* Problem *
Below are some records. Pull every line that contains the word "badges".

* Entries shown *
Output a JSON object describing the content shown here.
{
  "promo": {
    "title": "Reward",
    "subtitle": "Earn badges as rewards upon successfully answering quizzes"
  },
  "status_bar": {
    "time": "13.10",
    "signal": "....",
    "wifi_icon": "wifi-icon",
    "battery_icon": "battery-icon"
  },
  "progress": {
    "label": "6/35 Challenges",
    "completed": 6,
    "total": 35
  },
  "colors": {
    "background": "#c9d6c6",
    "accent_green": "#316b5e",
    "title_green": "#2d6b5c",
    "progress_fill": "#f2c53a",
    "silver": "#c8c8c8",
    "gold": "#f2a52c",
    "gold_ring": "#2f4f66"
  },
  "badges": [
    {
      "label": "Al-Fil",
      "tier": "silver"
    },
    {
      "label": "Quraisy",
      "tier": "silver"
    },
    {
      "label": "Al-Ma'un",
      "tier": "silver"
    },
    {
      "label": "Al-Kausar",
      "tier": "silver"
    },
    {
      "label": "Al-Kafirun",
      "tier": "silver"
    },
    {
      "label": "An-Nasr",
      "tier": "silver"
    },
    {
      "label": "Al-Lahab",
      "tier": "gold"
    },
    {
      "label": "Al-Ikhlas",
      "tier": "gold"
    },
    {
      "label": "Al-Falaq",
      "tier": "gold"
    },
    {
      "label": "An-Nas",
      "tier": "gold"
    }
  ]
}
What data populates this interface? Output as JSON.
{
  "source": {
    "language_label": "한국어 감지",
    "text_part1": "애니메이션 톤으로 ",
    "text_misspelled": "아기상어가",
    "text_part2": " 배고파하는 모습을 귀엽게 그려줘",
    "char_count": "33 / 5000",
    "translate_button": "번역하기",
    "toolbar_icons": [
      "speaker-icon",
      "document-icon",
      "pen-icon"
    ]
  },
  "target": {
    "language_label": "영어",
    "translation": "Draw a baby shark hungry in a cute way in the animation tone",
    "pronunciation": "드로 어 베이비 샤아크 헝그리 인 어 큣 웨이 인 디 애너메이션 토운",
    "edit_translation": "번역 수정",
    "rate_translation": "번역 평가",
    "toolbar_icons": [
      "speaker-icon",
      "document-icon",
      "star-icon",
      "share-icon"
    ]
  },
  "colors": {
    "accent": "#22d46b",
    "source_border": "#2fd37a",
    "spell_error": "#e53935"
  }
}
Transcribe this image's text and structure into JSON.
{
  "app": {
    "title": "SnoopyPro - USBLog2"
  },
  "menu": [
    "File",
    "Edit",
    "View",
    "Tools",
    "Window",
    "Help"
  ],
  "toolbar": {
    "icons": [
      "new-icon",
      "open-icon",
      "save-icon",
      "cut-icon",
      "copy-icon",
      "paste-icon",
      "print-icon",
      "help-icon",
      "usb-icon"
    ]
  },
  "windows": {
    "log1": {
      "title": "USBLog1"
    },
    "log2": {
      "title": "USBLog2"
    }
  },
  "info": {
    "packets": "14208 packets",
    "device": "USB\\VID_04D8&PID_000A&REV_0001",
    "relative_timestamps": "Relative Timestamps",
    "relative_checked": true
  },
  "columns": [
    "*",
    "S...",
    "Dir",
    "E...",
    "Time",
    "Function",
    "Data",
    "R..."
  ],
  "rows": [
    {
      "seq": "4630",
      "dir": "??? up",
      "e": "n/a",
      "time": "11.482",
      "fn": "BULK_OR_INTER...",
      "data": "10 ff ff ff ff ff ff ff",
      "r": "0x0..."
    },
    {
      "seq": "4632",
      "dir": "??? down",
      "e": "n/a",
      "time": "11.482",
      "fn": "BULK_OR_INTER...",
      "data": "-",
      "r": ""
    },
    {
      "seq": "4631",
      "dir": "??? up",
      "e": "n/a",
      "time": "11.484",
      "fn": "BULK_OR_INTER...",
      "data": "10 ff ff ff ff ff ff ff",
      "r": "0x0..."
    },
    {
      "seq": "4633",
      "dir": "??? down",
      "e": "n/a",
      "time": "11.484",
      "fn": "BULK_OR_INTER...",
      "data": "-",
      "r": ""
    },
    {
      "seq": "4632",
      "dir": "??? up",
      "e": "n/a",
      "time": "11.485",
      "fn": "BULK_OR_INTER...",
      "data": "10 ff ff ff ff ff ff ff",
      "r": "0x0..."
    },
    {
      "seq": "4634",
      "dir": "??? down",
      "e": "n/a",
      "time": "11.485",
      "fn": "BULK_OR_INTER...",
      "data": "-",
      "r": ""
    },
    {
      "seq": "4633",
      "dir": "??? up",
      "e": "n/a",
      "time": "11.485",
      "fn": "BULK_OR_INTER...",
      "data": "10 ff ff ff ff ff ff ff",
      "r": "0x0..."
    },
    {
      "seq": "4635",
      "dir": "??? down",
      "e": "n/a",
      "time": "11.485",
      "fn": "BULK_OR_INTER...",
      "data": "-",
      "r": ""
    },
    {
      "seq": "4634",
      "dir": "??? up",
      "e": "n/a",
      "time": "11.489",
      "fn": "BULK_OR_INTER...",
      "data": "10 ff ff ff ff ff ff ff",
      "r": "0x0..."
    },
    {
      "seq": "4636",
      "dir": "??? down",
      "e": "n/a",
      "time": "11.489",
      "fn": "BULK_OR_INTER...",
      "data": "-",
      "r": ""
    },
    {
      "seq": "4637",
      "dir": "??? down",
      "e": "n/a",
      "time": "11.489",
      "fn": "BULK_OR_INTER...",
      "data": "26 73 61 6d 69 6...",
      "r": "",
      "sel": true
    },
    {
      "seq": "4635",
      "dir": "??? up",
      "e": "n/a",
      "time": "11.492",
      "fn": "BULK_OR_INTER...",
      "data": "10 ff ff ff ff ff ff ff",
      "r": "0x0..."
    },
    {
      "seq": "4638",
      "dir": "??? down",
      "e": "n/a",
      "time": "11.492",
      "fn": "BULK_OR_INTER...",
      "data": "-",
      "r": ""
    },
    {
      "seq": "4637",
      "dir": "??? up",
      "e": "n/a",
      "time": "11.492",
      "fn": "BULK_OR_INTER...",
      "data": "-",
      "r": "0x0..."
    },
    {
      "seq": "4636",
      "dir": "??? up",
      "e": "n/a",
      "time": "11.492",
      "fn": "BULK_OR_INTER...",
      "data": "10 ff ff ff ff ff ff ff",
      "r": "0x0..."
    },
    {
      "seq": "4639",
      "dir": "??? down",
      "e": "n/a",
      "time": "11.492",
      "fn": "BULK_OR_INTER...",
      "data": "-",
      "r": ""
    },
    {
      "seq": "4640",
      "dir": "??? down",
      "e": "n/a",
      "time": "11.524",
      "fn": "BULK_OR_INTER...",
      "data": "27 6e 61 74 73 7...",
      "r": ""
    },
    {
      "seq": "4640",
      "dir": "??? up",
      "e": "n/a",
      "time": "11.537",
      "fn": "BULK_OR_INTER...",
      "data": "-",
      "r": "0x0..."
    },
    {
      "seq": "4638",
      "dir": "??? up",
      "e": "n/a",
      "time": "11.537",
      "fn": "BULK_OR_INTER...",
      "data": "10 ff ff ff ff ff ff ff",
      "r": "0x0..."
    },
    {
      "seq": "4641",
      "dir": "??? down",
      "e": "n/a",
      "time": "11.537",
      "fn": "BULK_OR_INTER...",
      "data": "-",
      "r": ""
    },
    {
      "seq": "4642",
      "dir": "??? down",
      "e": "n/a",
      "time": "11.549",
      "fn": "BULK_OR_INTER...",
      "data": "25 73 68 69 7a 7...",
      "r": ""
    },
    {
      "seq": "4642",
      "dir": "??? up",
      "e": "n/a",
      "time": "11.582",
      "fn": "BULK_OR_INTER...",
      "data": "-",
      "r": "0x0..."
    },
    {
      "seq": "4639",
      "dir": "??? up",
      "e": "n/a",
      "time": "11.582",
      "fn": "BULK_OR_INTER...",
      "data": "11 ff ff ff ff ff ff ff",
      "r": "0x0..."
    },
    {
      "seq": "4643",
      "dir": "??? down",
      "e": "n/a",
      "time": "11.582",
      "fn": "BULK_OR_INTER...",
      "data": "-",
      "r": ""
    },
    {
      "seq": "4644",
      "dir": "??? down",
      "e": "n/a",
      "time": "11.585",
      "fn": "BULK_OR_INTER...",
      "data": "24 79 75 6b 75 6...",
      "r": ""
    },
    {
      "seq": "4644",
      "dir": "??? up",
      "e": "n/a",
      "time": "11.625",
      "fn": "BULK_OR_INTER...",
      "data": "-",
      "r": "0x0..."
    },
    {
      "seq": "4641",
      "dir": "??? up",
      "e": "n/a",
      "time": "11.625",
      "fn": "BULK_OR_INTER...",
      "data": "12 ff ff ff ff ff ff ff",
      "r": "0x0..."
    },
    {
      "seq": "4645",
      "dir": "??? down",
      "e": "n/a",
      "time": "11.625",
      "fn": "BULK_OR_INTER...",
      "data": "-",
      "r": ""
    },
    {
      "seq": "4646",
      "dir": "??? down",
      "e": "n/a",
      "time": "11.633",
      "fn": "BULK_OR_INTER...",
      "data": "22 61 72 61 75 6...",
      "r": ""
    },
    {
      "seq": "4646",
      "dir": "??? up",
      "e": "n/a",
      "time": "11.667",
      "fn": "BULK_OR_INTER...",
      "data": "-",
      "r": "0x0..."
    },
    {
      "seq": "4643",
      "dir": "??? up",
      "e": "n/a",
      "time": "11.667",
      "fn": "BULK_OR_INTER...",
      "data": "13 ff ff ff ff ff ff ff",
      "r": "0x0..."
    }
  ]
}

* Reply *
    "subtitle": "Earn badges as rewards upon successfully answering quizzes"
  "badges": [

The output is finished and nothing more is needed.